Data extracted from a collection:

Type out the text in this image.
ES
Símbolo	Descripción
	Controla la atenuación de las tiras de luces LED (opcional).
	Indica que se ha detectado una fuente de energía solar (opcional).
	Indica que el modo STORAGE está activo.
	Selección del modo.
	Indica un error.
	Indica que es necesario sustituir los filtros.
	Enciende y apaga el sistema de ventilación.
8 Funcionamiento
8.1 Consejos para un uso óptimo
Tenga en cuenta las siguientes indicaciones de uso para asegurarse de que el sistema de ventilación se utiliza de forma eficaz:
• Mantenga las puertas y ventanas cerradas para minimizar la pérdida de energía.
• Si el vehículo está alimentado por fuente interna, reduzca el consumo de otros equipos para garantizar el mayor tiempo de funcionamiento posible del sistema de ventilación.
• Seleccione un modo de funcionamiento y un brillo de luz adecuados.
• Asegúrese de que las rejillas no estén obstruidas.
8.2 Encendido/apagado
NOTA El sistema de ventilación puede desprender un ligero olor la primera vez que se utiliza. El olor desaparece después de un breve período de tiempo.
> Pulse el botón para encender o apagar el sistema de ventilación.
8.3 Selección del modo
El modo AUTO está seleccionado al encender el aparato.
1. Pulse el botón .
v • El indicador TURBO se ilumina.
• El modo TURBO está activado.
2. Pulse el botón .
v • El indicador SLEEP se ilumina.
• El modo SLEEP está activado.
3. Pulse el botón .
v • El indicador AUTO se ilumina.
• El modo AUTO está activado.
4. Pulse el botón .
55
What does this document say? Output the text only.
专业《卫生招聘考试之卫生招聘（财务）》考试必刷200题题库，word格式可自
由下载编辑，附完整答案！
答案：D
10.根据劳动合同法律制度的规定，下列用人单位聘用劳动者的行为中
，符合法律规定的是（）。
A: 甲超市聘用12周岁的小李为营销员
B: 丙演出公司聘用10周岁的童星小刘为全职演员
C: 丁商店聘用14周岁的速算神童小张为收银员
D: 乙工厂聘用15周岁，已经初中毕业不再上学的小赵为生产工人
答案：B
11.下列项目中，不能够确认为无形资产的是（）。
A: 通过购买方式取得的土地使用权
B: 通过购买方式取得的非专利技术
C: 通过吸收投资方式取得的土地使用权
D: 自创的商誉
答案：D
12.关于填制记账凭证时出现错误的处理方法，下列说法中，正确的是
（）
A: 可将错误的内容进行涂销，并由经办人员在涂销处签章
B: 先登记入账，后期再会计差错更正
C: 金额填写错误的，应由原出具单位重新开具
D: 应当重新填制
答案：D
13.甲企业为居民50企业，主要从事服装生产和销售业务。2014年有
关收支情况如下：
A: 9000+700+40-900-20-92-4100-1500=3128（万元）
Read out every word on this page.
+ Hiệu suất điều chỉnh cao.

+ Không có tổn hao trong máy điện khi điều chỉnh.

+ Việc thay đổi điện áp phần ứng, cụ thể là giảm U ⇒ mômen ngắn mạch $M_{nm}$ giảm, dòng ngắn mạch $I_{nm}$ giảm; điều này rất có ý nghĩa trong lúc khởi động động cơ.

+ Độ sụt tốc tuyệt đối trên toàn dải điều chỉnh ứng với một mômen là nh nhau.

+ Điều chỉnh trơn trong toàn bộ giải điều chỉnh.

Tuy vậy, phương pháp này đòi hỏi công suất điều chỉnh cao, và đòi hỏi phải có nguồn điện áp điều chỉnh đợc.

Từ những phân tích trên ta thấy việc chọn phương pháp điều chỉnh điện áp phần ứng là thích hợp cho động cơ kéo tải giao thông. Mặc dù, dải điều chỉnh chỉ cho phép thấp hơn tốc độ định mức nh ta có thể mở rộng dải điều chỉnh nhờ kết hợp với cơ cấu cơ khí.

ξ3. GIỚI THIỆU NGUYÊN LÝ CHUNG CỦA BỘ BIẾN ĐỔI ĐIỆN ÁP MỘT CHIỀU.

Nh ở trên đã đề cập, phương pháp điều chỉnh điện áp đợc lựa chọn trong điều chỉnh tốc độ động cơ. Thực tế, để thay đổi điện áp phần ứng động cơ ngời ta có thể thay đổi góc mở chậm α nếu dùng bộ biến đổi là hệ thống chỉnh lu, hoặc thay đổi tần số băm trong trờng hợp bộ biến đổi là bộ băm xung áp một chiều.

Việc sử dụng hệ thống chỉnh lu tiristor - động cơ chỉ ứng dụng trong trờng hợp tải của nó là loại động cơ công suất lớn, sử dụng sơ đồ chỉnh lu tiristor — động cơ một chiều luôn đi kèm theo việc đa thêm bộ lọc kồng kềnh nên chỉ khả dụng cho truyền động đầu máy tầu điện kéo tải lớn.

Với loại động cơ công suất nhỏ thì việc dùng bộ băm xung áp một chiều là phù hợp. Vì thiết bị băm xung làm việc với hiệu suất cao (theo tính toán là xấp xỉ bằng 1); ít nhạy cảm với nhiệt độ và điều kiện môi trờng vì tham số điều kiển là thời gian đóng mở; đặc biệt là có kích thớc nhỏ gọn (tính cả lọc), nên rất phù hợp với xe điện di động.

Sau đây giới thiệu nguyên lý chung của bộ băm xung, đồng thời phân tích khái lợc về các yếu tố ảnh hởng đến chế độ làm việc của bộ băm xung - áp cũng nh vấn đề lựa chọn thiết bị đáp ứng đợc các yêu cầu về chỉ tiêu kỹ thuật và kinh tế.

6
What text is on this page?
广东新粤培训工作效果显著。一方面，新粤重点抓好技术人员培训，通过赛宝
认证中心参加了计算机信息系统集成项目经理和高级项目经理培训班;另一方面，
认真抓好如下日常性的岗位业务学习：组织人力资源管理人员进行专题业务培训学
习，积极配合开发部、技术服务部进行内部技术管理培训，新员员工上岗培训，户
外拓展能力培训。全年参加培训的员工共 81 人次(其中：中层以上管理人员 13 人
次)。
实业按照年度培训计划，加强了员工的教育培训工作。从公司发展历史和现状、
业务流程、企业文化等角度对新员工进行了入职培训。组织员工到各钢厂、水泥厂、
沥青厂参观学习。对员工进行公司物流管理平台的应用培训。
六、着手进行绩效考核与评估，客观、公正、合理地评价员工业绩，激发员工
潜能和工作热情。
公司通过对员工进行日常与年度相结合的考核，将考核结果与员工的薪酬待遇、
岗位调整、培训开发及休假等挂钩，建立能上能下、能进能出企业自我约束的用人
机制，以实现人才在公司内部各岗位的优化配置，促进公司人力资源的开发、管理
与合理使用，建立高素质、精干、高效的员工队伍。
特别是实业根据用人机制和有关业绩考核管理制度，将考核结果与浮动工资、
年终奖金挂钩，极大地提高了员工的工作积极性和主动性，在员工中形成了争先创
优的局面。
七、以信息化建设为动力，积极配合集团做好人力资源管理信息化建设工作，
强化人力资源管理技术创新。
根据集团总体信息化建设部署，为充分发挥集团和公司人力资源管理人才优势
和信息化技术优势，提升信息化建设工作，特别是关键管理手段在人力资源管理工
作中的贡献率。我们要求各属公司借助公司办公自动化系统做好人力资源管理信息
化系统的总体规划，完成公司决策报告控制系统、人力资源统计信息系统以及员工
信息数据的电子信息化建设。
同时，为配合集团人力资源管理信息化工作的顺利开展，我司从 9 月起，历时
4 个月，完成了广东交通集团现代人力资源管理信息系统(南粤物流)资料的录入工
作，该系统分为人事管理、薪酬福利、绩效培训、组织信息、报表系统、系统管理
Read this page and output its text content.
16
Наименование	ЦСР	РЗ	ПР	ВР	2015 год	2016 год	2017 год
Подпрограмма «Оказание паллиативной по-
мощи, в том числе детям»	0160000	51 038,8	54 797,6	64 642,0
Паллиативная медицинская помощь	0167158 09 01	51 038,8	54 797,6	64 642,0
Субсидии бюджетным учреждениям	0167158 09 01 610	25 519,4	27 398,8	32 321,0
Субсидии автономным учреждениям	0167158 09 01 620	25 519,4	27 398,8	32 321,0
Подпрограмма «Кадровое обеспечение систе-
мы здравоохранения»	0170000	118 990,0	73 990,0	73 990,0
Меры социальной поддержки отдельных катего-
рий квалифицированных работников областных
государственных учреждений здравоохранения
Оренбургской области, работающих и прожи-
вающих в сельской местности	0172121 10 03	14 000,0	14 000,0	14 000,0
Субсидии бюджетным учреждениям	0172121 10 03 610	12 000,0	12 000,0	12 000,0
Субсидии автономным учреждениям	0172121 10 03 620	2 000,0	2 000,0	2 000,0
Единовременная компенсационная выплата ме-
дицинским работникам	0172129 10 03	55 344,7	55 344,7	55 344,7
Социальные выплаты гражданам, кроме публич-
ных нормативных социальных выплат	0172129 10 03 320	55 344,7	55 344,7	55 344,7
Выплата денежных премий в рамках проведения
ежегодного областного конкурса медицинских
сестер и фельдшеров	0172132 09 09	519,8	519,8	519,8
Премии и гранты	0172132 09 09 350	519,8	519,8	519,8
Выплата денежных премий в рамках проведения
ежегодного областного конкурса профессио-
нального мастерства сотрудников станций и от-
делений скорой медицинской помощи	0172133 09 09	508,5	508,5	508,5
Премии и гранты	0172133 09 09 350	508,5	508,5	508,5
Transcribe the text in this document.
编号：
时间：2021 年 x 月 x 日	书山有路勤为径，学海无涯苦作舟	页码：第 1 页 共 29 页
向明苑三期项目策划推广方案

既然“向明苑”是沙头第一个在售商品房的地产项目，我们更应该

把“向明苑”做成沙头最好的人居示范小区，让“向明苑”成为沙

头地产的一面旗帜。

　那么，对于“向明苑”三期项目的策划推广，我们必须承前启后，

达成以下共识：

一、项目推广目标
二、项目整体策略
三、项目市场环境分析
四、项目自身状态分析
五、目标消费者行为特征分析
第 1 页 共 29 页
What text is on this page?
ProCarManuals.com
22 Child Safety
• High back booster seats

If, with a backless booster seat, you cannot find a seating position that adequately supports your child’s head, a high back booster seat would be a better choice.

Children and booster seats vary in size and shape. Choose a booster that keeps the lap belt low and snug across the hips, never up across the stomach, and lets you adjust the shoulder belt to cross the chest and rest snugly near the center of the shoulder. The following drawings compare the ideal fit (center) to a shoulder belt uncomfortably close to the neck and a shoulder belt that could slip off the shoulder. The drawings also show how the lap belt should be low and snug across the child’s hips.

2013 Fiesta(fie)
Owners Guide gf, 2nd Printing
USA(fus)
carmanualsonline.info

▶ **Your instructions**:
Read the entries and pick out all lines that include the word "Selección".

▶ **Task solution**:
	Selección del modo.
8.3 Selección del modo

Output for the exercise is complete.